Find the lines holding "this" and copy them.
:::
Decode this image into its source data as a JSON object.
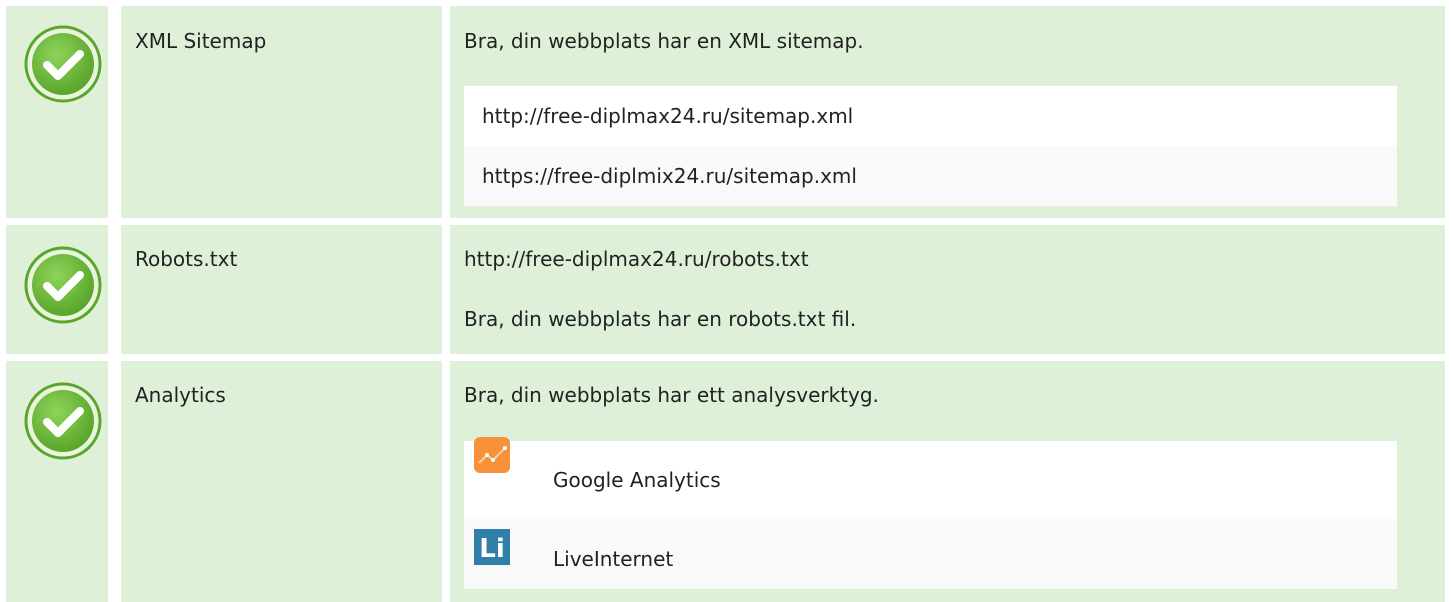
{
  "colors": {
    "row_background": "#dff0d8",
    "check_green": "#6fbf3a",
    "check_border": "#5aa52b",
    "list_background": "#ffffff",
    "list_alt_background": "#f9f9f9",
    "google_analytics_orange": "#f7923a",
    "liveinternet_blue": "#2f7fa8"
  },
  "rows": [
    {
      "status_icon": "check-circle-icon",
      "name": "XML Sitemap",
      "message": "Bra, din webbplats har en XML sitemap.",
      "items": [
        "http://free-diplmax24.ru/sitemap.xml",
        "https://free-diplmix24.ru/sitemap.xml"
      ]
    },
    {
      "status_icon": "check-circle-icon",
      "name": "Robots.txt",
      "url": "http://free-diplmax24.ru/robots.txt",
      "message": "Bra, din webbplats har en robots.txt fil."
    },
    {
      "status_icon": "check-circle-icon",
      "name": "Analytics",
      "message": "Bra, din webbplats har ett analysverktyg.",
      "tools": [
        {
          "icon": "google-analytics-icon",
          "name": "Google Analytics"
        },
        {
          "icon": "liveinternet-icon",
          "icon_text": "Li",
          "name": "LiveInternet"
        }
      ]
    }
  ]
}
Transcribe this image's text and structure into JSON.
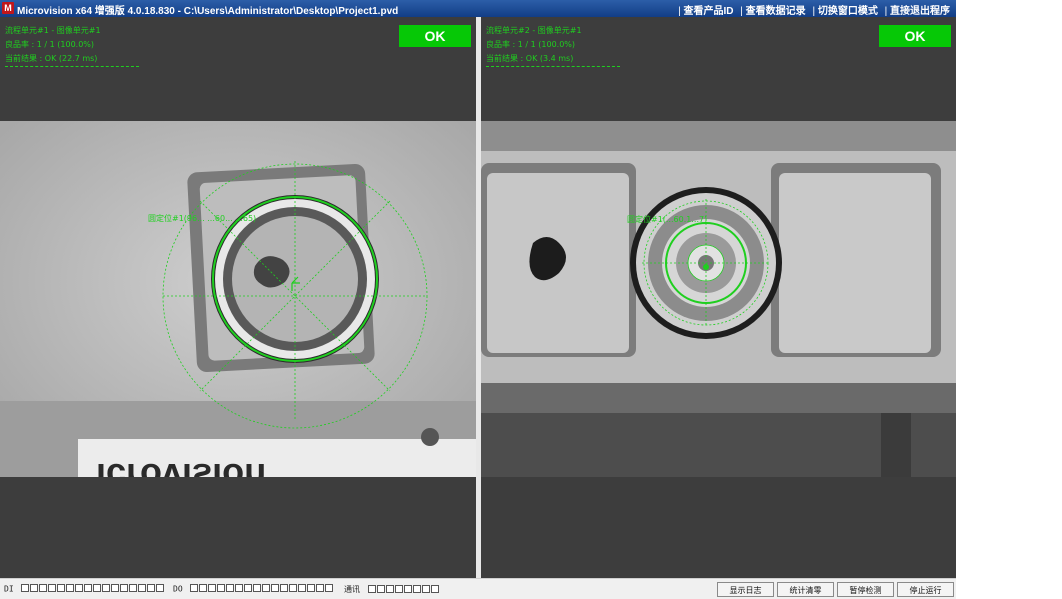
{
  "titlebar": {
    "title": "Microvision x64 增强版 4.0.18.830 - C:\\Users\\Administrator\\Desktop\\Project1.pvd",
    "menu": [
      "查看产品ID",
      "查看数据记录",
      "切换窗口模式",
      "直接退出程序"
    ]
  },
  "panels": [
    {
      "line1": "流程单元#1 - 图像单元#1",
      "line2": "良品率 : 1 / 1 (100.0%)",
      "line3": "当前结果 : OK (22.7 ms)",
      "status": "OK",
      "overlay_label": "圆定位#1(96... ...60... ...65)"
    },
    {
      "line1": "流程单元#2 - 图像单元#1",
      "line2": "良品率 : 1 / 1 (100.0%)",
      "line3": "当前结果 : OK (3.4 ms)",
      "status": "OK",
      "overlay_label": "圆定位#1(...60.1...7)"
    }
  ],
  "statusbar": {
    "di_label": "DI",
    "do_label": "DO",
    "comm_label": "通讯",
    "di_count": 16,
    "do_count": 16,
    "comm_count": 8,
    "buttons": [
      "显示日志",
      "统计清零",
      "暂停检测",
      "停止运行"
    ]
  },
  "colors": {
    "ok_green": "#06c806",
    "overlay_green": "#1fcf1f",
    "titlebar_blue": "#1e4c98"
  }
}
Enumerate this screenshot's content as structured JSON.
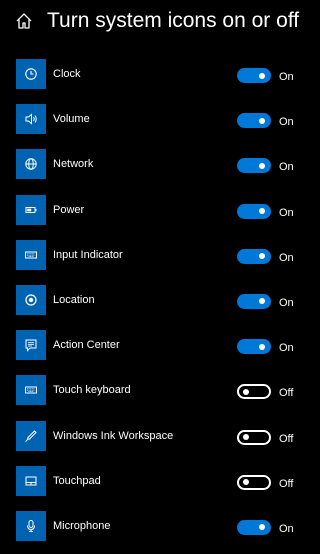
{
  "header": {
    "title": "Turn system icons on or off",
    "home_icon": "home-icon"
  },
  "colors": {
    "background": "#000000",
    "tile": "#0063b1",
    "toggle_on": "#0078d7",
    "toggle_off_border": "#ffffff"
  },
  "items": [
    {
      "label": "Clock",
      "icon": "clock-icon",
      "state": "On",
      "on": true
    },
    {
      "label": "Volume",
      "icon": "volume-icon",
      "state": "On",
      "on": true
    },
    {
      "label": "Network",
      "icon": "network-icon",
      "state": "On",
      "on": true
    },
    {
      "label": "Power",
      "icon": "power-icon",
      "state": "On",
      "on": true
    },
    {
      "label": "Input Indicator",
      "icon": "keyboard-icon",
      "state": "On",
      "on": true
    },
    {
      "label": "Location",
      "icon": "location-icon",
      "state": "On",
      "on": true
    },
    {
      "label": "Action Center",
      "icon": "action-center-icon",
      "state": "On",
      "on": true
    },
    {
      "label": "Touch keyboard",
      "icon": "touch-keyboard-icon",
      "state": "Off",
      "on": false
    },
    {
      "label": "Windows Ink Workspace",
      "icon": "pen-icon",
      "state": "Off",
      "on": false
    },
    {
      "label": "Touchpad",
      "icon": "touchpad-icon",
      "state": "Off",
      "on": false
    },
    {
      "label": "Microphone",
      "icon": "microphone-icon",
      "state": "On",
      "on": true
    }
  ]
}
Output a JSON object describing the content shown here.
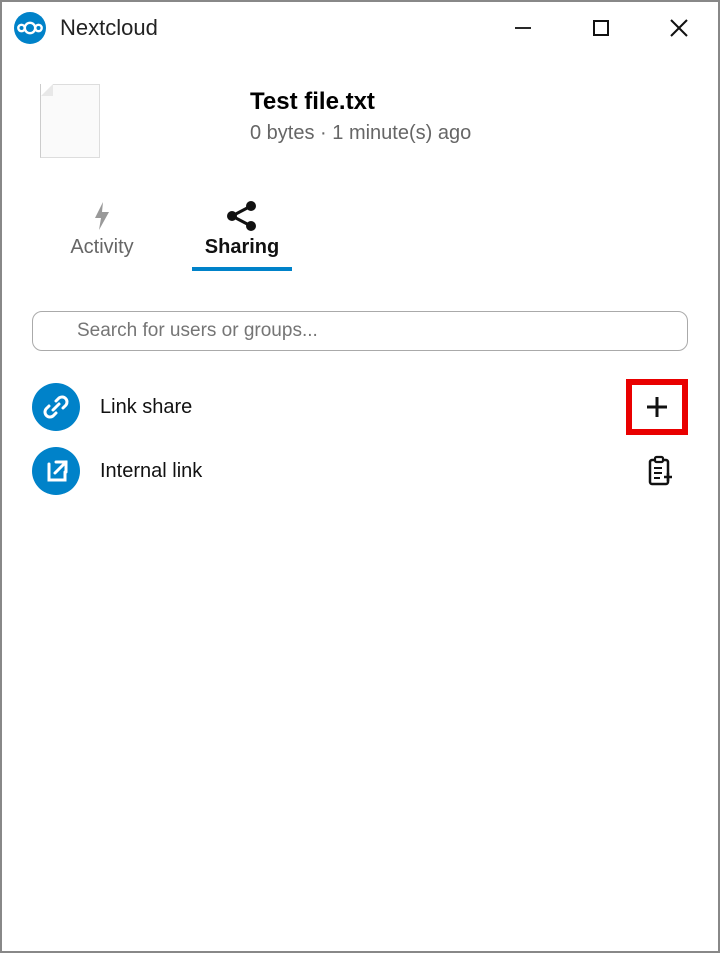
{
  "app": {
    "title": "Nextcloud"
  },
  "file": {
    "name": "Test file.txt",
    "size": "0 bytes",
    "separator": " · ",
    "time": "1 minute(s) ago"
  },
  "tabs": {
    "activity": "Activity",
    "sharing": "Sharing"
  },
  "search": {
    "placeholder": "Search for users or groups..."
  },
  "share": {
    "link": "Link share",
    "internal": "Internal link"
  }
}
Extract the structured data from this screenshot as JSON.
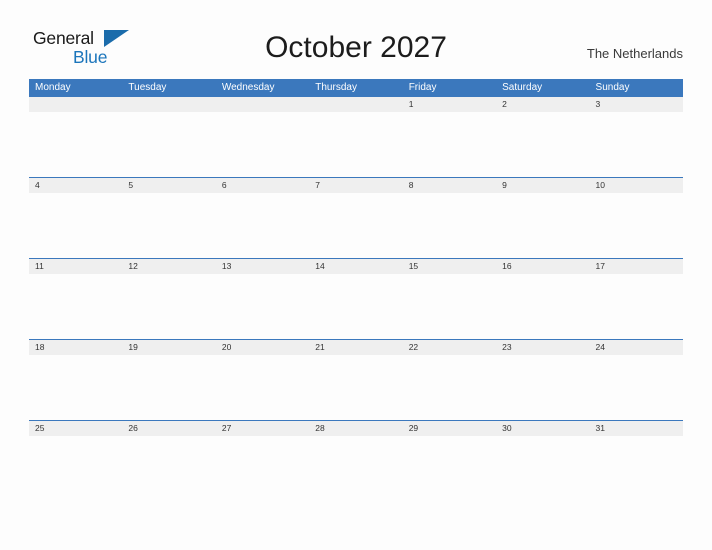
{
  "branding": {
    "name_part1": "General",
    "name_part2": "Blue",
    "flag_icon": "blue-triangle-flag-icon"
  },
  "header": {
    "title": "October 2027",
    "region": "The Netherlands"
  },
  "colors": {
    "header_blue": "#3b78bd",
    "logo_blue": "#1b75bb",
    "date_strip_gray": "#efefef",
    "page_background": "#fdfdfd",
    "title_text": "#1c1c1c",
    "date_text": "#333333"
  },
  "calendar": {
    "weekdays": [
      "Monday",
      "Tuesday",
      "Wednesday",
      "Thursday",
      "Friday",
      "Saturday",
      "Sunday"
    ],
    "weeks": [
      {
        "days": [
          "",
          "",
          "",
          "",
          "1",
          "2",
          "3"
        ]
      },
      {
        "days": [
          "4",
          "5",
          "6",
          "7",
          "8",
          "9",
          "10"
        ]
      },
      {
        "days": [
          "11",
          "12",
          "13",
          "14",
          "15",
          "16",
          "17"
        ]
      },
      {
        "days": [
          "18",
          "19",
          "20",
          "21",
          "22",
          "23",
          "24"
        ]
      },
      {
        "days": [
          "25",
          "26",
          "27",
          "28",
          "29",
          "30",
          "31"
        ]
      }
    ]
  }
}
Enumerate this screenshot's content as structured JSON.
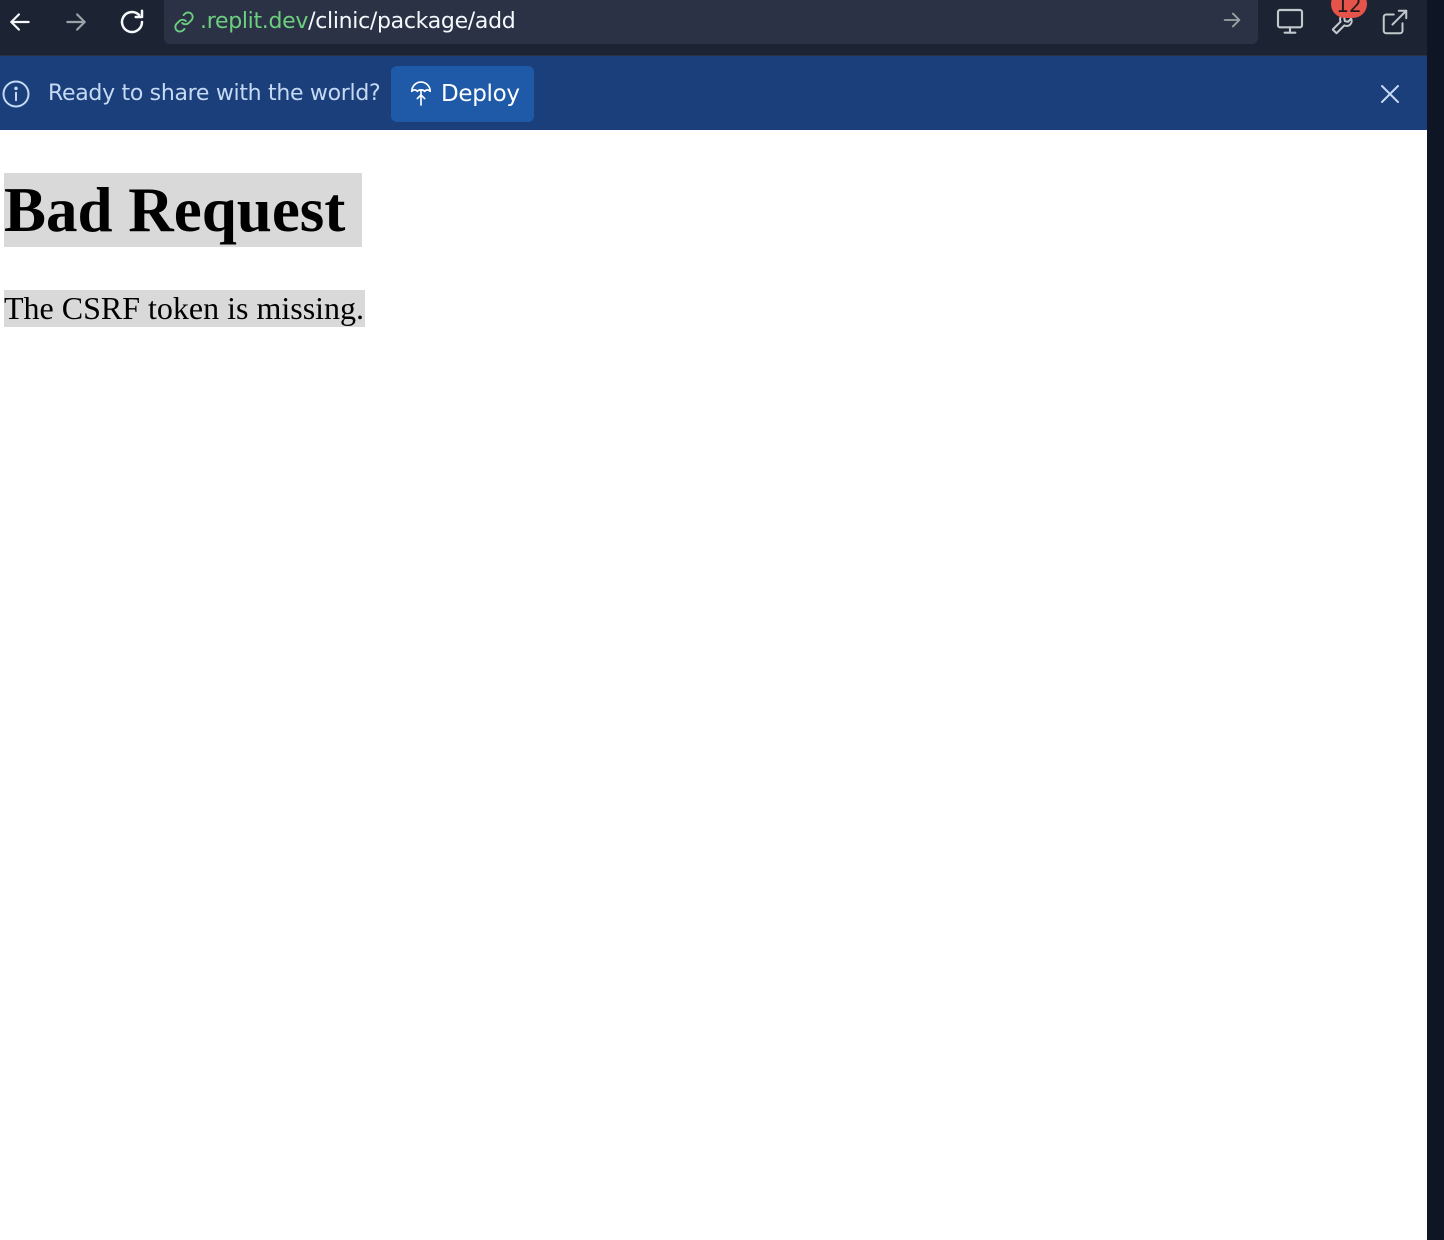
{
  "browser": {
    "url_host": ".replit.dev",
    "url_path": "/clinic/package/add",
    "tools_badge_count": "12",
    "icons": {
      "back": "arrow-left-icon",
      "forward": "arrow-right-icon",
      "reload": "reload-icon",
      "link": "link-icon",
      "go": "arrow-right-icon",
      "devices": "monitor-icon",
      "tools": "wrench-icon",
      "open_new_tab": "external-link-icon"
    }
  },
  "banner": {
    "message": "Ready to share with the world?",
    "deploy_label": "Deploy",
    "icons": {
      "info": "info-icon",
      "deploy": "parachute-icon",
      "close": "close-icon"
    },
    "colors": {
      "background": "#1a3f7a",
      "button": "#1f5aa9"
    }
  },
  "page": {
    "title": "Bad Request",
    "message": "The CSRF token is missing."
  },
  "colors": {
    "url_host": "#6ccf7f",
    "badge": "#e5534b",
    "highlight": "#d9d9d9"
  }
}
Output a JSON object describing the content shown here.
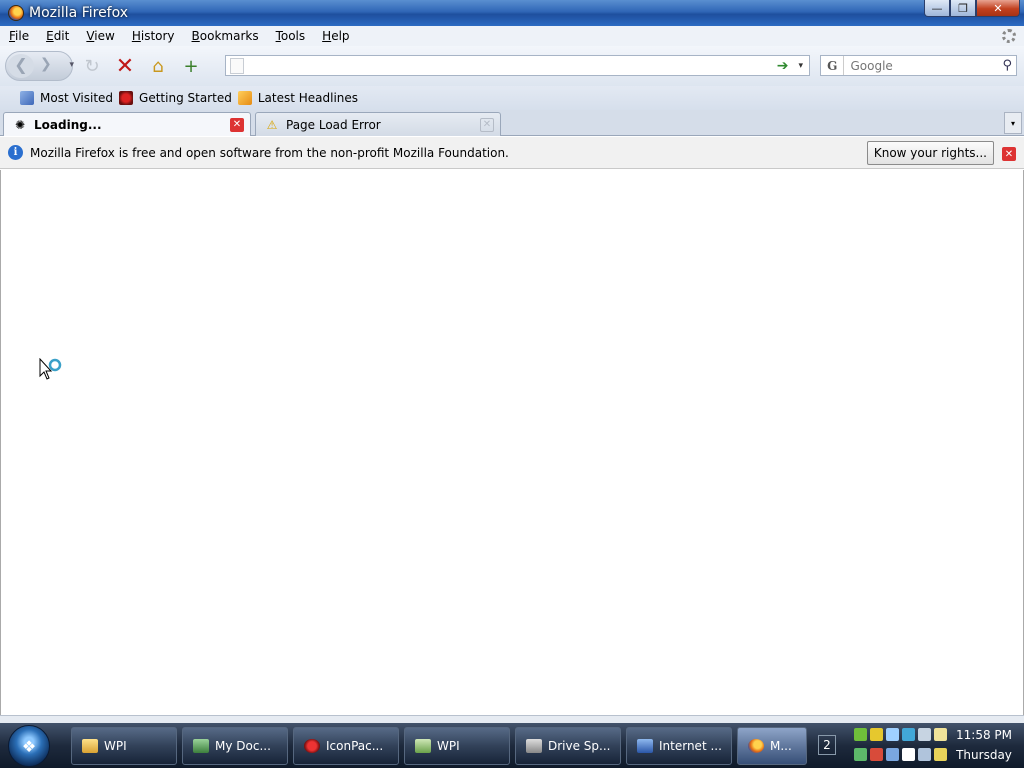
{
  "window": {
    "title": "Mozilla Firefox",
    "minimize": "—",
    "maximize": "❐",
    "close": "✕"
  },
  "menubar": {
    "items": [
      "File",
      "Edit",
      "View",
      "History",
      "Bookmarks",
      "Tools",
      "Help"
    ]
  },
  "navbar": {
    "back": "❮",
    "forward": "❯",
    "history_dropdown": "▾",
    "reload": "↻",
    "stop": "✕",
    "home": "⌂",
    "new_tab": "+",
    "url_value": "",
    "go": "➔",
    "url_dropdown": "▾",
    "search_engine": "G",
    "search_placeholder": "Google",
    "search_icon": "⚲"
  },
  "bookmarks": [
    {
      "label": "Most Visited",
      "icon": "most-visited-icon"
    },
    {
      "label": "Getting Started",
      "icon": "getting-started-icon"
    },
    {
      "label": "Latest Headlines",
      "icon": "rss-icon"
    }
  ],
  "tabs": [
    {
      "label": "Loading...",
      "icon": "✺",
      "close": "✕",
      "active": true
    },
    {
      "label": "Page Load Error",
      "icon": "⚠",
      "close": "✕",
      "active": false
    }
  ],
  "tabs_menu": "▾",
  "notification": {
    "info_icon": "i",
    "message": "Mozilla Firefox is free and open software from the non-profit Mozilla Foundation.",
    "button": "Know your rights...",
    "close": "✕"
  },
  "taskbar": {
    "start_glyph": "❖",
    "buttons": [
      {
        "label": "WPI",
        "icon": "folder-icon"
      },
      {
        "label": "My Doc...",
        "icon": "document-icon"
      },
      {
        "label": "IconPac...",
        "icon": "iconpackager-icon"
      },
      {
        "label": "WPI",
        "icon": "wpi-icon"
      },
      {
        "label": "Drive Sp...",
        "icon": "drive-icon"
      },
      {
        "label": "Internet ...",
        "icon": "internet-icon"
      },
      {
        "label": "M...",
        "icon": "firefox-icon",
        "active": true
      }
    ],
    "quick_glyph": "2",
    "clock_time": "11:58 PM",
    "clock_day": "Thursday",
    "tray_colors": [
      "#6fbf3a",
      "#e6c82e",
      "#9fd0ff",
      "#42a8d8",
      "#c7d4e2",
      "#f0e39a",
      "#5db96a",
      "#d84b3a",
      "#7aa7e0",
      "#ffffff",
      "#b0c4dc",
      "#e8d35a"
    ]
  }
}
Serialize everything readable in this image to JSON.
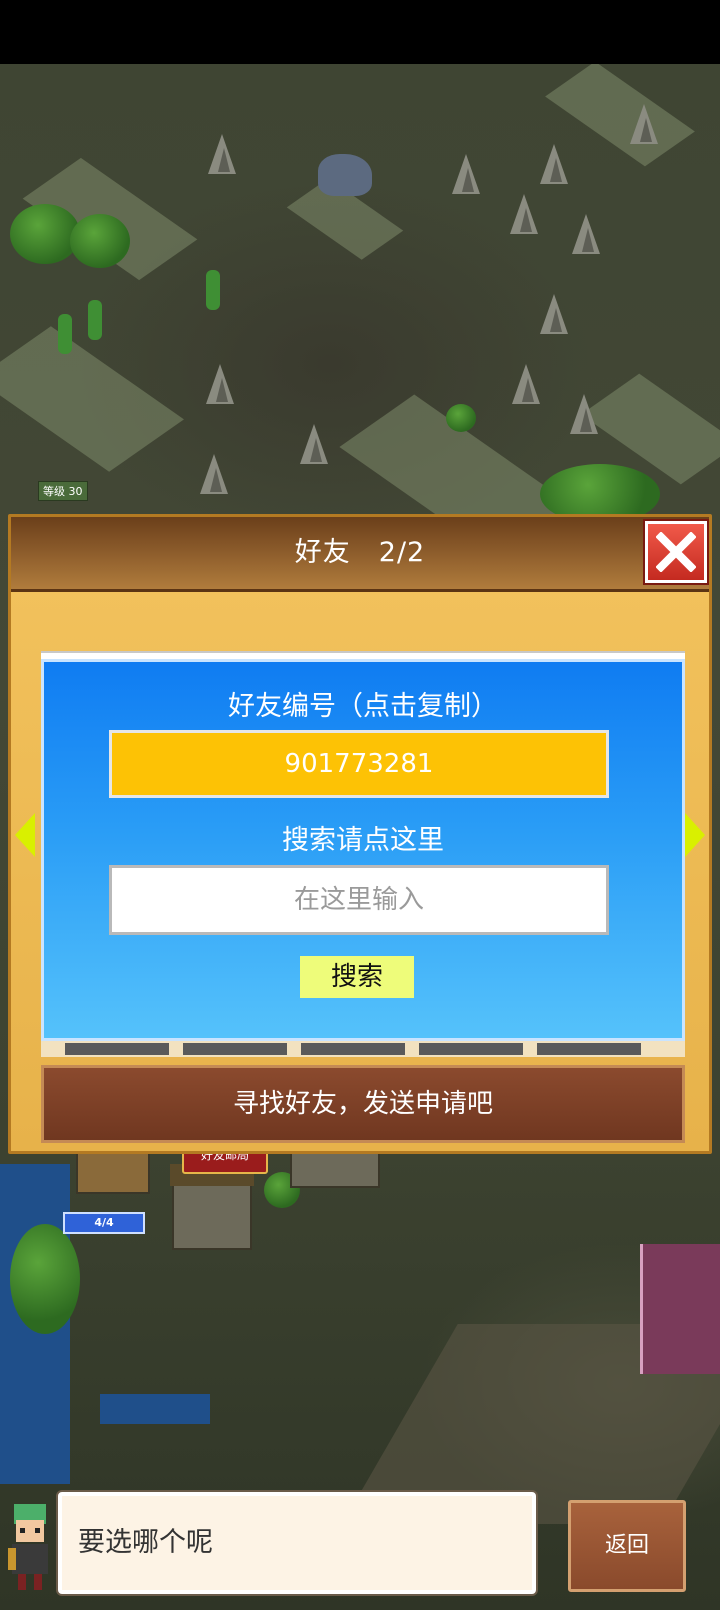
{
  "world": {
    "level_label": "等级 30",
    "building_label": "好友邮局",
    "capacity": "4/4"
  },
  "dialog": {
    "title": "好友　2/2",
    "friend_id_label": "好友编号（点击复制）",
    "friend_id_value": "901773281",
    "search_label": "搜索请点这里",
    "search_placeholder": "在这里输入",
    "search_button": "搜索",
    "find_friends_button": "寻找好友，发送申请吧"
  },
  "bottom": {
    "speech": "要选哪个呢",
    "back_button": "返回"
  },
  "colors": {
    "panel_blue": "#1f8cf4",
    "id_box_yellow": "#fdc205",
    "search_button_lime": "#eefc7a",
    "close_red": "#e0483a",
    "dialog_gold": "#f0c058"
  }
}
:::
◆ Correct answer
Decode this image into its source data as a JSON object.
Transcribe this image's text and structure into JSON.
Enumerate this screenshot's content as structured JSON.
Extract the structured data from this screenshot as JSON.
Enumerate this screenshot's content as structured JSON.
Serialize everything readable in this image to JSON.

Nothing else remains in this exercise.